SUPPLIED PASSAGE
Tuesday, July 17, 2012

Shepherd492 reviews: StarCraft: Uprising

Uprising (Micky Neilson)  


            Uprising is the fourth and final story collected in the Starcraft Archive. Originally released as an e-book, this novella features the rise of Arcturus Mengsk's rebel organization, the Sons of Korhal, and the beginning of his relationship with former Ghost Sarah Kerrigan. Despite the short length leading to a few rushed moments, in addition to some rather tepid action sequences, Uprising is easily the most important of the four stories in the collection, and a solid background tale for both Mengsk and Kerrigan.
            The book begins with the roots of Mengsk's hatred for the Confederacy: the annihilation of his home world of Korhal by a fleet of battle cruisers. This is where length really works against the book, as we are treated to a token paragraph detailing its destruction and very little about the fallout of the events. The pivotal moment in Mengsk's life functions more as a short prologue than an emotional forging of arguably the key villain in the StarCraft saga. Similarly, Kerrigan's torture and testing at the hands of the confederate scientists is relegated to two or three paragraphs, with the main story in that sequence being the efforts of Mengsk's men to liberate the facility she is being held at. Short changing the important moments while playing out the tedious ones is a major problem in the plot of this book, as it tends to wrongly focus on the cast of original characters and their missions for the betterment of the rebellion at the expense of giving Mengsk and Kerrigan interesting things to do. We do get a series of insightful conversations between the two that successfully sets the tone for their later relationship, but for the most part they feel underutilized.
            The big conclusion, in which the original characters and Kerrigan attempt to infiltrate the Ghost Academy on Tarsonis, with orders to destroy it      and capture a particular Ghost agent, but of course everything goes wrong and the team quickly finds the odds stacked against them. The finale produces some incredibly predictable results in terms of who survives and who doesn't, but it does manage a nice twist by revealing Mengsk's motivations for ordering the sabotage. This book really suffers from focusing too much on a new and boring group of characters and their exploits instead of doing more with the two important ones. Also, the length works against it more than once by sucking the emotional impact out of scenes in favor of duly advancing the plot. It is an incredibly quick read, and one of the few books I've ever managed in one sitting, but it isn't the fully engaging and in depth tale that a full length novel would have been.  
            Outside of the two central characters, the cast of Uprising is a bit thin. The only other character that we see a substantial amount of the story through is Somo Hung, a recent recruit to Mengsk's rebellion. The rest of the cast is a thin bunch of soldiers, pilots, and drunkards that do little to endear themselves to the reader and instead simply fill out the ranks of Mengsk's army. The opportunity to get inside Mengsk's head is a bit wasted because we spend so much time with Somo instead of Arcturus, but there is still enough info here to help fill out his early character. One thing that didn't seem to present itself throughout the story was his ruthless, win at all costs, devious persona. Here he seems more like a strong willed but generally righteous man fighting against an oppressive Confederate regime, instead of an unappetizing and brutal alternative to an unpopular central government. I'm not entirely sure if this is a flaw or simply a more natural character progression: it could be said that at this point his power has not yet corrupted or tempted him. Either way, the character isn't explored as much as I would have liked. Kerrigan is elaborated on more thoroughly, and fans of the series will certainly not want to miss this. We get important insights into her early years, her Ghost training, her connection to the Zerg, and her relationship with Mengsk that prompts her to see the good in him time and again in the opening campaign of the first Starcraft game. This element alone makes it an essential read for fans of the character, and even casual fans or science fiction readers in general should enjoy the insights into one of the most interesting characters ever to come out of an RTS game.

(Structured page parsing data)
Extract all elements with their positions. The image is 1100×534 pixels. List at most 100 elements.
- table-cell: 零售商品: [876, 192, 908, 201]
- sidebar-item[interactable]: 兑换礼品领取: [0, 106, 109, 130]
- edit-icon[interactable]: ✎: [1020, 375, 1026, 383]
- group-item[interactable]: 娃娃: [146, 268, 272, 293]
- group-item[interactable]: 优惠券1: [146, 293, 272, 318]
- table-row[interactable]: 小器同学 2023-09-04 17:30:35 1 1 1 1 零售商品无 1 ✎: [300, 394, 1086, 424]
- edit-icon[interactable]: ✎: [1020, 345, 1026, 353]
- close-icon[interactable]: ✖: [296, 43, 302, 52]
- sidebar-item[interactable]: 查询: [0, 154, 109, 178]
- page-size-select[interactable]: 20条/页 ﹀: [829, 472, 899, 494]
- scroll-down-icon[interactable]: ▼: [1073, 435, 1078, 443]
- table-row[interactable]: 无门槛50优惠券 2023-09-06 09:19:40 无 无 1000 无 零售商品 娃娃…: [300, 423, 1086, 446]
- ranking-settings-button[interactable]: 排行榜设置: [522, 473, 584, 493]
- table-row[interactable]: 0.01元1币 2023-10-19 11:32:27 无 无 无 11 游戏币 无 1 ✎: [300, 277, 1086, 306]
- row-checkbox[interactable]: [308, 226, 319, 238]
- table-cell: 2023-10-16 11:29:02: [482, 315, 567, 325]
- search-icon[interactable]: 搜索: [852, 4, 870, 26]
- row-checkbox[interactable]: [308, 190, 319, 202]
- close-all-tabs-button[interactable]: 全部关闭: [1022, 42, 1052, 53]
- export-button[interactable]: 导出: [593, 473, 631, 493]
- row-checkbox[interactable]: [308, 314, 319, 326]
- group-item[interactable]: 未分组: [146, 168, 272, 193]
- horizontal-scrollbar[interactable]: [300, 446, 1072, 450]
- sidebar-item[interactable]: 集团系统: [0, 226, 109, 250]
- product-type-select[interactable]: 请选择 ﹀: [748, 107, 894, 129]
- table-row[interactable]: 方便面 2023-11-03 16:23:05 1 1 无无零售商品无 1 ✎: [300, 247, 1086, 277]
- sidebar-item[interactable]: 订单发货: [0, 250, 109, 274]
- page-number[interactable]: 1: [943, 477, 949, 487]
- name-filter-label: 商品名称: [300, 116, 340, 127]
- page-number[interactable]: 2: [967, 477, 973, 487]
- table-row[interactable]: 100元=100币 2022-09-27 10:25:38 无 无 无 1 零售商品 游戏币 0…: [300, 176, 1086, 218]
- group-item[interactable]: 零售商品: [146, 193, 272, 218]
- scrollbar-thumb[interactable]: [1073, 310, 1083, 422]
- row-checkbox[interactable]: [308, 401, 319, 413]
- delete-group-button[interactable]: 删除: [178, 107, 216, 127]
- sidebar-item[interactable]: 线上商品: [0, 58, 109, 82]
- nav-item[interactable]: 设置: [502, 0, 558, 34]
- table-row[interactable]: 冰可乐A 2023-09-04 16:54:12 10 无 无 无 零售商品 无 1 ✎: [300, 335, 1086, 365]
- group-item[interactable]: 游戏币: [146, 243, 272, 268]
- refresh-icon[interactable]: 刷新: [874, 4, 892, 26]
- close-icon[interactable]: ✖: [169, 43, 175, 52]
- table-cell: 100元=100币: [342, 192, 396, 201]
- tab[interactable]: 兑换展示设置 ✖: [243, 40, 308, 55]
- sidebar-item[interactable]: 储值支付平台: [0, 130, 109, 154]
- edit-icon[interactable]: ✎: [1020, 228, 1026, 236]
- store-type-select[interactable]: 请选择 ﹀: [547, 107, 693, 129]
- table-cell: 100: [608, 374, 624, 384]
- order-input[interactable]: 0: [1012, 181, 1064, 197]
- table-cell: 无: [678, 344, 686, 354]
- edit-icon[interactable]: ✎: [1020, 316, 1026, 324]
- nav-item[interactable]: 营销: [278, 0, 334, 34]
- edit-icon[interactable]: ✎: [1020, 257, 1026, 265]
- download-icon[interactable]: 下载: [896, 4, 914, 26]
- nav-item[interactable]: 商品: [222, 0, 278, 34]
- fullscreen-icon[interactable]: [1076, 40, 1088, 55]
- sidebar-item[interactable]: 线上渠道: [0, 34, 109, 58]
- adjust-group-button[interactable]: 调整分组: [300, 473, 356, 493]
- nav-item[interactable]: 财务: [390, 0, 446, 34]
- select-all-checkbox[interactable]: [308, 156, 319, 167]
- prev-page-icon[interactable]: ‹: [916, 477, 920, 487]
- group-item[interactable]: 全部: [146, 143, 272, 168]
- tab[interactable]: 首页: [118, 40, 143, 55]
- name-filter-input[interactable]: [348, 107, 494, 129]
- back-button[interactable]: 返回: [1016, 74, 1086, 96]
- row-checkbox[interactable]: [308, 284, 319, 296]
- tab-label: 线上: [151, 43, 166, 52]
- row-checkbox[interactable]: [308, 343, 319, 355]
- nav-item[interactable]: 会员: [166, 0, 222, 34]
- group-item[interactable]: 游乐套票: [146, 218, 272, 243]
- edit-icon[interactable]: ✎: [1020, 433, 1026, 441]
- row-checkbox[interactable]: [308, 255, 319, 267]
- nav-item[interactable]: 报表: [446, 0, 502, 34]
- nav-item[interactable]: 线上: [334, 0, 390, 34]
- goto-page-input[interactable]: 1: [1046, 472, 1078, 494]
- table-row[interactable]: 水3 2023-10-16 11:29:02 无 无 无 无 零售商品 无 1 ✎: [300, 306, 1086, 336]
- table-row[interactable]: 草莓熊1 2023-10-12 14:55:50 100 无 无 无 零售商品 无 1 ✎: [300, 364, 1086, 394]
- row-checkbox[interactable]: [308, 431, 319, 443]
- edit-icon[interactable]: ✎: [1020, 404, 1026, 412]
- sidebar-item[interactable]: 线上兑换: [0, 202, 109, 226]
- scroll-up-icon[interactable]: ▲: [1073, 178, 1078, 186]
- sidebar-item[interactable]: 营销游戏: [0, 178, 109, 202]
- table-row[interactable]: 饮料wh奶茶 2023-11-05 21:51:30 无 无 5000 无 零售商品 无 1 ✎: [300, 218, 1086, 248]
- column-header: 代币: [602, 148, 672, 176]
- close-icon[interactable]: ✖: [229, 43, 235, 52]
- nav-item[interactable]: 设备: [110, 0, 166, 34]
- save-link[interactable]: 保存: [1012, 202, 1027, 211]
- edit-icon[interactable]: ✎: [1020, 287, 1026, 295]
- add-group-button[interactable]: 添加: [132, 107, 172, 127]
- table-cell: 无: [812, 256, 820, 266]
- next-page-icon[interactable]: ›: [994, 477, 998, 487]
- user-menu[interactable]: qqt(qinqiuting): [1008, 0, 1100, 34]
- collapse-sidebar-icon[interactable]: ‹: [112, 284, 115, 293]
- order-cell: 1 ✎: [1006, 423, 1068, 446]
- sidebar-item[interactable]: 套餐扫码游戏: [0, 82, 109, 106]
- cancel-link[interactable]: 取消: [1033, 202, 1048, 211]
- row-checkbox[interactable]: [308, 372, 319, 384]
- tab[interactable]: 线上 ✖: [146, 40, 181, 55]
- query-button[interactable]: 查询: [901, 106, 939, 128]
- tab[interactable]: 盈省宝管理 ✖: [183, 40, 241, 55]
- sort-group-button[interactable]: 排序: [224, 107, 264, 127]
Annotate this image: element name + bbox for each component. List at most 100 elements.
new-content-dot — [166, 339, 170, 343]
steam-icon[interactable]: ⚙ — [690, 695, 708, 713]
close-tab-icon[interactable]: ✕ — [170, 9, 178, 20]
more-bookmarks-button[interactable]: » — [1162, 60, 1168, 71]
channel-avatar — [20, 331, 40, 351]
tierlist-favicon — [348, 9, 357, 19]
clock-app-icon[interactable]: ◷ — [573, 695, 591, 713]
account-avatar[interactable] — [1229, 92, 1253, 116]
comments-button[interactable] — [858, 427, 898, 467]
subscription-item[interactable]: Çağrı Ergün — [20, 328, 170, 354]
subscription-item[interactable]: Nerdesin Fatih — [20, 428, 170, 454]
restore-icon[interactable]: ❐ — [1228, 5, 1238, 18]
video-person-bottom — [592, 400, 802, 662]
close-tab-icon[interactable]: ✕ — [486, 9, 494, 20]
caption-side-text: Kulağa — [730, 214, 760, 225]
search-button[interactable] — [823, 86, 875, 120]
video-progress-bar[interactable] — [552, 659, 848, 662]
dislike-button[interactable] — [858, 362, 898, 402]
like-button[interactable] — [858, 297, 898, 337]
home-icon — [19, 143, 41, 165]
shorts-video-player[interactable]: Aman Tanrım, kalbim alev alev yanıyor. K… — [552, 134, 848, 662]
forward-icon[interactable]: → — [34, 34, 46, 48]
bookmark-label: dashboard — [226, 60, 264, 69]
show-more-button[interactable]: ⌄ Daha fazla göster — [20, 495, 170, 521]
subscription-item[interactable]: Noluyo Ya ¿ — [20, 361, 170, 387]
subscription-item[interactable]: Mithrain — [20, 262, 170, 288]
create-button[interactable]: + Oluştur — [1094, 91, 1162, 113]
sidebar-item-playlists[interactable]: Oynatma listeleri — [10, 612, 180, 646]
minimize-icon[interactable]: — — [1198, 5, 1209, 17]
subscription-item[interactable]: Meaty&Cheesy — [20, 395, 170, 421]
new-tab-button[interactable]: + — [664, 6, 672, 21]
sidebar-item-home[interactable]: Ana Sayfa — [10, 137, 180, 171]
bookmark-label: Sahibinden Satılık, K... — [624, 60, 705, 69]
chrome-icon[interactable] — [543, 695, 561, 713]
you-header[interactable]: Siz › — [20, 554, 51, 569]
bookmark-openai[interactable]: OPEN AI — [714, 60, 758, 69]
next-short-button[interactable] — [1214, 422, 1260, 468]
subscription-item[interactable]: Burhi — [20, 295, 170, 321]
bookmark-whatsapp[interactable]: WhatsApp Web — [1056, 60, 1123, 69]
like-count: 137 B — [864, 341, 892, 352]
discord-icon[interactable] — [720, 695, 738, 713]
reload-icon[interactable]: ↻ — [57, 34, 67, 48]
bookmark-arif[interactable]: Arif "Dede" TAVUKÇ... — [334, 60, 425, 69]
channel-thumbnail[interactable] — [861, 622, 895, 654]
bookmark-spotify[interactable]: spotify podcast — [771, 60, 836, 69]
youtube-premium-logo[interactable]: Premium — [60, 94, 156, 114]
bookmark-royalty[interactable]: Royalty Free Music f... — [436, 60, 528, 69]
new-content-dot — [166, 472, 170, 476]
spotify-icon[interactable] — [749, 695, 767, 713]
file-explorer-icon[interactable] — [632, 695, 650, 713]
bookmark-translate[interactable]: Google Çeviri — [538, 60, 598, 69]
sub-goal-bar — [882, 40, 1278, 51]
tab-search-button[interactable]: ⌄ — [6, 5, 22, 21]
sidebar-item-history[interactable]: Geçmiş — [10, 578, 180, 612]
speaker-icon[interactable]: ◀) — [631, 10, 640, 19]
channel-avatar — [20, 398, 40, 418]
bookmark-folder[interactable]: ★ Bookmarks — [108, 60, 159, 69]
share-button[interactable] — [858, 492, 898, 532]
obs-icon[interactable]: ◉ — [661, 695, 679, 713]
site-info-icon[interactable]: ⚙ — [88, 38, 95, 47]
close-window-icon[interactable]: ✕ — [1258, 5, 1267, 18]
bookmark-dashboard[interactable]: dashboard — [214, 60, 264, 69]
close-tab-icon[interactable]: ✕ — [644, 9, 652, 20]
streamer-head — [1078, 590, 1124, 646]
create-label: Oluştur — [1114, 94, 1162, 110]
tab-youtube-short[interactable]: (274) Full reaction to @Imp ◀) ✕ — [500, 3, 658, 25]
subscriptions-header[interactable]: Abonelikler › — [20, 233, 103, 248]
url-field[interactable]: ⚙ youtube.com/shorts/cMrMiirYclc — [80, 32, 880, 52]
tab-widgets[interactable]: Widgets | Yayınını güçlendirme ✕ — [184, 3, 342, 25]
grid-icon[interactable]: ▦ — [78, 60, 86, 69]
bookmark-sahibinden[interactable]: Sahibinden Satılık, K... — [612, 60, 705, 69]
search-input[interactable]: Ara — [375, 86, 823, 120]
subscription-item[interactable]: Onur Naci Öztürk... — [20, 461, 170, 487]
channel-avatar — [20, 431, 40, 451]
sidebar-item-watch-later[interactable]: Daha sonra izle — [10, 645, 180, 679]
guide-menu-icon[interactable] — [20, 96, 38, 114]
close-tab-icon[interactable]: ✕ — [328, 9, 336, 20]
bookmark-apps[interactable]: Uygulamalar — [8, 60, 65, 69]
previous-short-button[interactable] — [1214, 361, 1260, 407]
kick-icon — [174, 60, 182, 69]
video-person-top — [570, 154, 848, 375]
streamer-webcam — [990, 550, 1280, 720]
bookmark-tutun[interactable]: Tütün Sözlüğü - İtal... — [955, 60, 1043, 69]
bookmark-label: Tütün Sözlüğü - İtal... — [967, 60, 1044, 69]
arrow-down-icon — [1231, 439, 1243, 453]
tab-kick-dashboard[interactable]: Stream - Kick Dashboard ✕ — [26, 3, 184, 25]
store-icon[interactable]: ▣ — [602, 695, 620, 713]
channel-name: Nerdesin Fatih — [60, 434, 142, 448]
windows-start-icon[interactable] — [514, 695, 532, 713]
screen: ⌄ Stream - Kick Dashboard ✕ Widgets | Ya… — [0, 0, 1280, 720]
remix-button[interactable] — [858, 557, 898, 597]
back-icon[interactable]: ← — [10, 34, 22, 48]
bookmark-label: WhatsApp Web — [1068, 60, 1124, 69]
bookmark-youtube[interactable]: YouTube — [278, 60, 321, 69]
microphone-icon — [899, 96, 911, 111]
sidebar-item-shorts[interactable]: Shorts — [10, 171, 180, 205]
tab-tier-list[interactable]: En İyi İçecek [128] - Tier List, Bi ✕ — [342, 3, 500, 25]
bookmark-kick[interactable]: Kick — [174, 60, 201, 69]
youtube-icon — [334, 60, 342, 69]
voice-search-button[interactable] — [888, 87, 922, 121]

ABOUT THIS EXERCISE
According to the Uprising review, apart from the two central characters, which character does the reader see a substantial amount of the story through?

YOUR RESPONSE
Somo Hung, a recent recruit to Mengsk's rebellion.